■ **What is asked**
Where a line of the material contains the string "vitesse", copy that line.

Collected data
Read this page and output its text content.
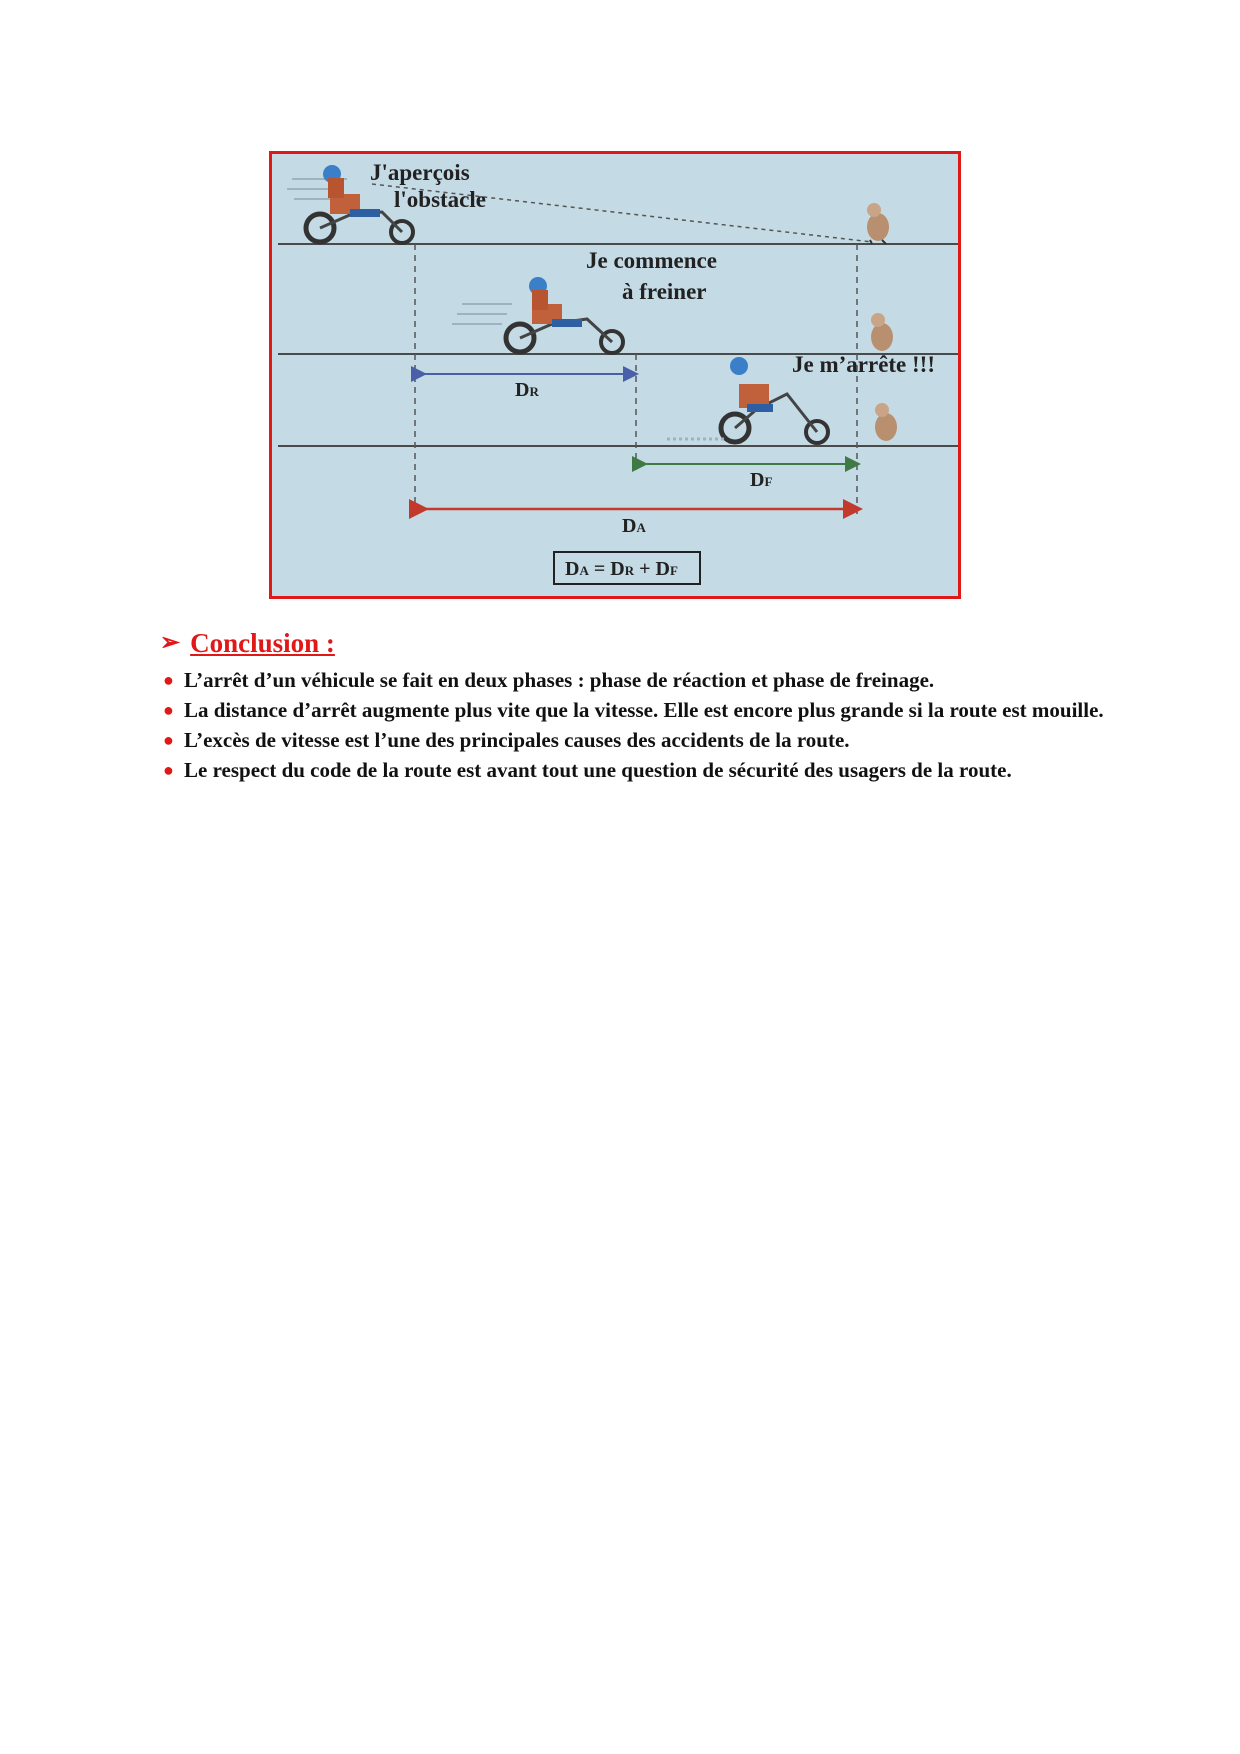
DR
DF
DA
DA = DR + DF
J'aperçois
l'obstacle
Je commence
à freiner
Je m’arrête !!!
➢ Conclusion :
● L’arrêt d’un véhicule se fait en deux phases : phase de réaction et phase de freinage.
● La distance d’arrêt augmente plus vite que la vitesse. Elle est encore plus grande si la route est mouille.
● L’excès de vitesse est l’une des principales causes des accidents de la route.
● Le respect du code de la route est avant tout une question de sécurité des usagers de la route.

* * *

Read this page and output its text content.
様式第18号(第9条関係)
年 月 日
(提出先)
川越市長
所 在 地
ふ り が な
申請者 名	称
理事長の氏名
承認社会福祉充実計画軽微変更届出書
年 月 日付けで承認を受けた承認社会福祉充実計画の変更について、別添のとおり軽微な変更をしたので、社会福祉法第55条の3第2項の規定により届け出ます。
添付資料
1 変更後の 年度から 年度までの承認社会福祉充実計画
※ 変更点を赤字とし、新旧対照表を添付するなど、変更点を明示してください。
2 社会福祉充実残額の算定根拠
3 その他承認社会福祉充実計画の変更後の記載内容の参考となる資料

■ **Solution to the exercise**
● La distance d’arrêt augmente plus vite que la vitesse. Elle est encore plus grande si la route est mouille.
● L’excès de vitesse est l’une des principales causes des accidents de la route.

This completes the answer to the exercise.